EXERCISE DETAILS:
Could you rewrite the data below as a JSON list of strings, from its first line up to and including the line with "money-bag-icon [75,350,115,382]", with one string per line and blank lines left out?

(Stored records)
[BEGIN]
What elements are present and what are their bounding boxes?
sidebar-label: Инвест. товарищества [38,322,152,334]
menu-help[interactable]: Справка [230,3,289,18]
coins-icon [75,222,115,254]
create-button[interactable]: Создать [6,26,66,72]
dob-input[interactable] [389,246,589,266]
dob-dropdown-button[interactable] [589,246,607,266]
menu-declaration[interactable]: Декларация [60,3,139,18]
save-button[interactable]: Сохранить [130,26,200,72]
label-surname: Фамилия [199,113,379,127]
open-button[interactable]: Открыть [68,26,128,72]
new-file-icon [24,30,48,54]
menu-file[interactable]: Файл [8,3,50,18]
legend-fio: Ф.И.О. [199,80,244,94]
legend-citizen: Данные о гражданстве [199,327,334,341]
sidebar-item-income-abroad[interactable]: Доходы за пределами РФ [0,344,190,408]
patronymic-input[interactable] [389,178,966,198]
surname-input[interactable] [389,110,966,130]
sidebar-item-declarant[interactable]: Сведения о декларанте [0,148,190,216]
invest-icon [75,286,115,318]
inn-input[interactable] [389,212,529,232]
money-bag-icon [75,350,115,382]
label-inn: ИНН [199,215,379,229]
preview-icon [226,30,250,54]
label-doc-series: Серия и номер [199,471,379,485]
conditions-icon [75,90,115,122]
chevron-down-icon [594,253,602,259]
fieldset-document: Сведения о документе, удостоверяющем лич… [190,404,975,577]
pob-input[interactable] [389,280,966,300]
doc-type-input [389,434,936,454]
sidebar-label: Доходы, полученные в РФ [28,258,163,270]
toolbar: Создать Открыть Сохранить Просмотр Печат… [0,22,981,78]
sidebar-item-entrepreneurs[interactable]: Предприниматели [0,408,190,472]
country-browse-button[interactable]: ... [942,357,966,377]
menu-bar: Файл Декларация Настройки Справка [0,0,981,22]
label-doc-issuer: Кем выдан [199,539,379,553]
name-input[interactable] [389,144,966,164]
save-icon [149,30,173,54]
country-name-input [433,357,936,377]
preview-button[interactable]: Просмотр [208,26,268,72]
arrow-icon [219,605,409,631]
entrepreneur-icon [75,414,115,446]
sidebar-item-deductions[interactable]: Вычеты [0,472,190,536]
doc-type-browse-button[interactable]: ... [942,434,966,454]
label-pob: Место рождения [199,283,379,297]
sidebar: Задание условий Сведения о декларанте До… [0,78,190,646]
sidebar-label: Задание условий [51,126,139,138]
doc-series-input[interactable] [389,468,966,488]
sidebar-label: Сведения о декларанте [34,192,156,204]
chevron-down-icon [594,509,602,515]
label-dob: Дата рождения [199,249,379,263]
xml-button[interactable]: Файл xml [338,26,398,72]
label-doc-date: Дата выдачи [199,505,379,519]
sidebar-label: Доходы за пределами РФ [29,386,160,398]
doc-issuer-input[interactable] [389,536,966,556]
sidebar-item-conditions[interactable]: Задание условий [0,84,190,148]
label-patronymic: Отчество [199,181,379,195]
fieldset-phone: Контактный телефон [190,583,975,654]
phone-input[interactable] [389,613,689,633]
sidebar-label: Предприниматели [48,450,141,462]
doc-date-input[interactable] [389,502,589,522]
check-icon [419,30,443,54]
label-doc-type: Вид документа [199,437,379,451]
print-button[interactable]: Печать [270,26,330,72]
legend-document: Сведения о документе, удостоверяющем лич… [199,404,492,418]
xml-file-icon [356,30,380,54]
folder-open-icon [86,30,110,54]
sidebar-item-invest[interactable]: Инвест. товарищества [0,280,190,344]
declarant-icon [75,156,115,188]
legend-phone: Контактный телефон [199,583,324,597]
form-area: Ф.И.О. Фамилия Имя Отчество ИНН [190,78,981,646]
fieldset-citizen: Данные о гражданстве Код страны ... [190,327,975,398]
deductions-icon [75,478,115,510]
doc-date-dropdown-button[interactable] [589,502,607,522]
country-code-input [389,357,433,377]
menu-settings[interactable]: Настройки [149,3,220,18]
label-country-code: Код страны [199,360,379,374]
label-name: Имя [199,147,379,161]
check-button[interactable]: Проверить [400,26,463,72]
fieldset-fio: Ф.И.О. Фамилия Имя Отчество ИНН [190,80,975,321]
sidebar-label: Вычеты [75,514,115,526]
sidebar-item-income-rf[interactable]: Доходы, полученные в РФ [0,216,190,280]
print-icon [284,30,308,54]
[END]
RESPONSE:
[
  "What elements are present and what are their bounding boxes?",
  "sidebar-label: Инвест. товарищества [38,322,152,334]",
  "menu-help[interactable]: Справка [230,3,289,18]",
  "coins-icon [75,222,115,254]",
  "create-button[interactable]: Создать [6,26,66,72]",
  "dob-input[interactable] [389,246,589,266]",
  "dob-dropdown-button[interactable] [589,246,607,266]",
  "menu-declaration[interactable]: Декларация [60,3,139,18]",
  "save-button[interactable]: Сохранить [130,26,200,72]",
  "label-surname: Фамилия [199,113,379,127]",
  "open-button[interactable]: Открыть [68,26,128,72]",
  "new-file-icon [24,30,48,54]",
  "menu-file[interactable]: Файл [8,3,50,18]",
  "legend-fio: Ф.И.О. [199,80,244,94]",
  "legend-citizen: Данные о гражданстве [199,327,334,341]",
  "sidebar-item-income-abroad[interactable]: Доходы за пределами РФ [0,344,190,408]",
  "patronymic-input[interactable] [389,178,966,198]",
  "surname-input[interactable] [389,110,966,130]",
  "sidebar-item-declarant[interactable]: Сведения о декларанте [0,148,190,216]",
  "invest-icon [75,286,115,318]",
  "inn-input[interactable] [389,212,529,232]",
  "money-bag-icon [75,350,115,382]"
]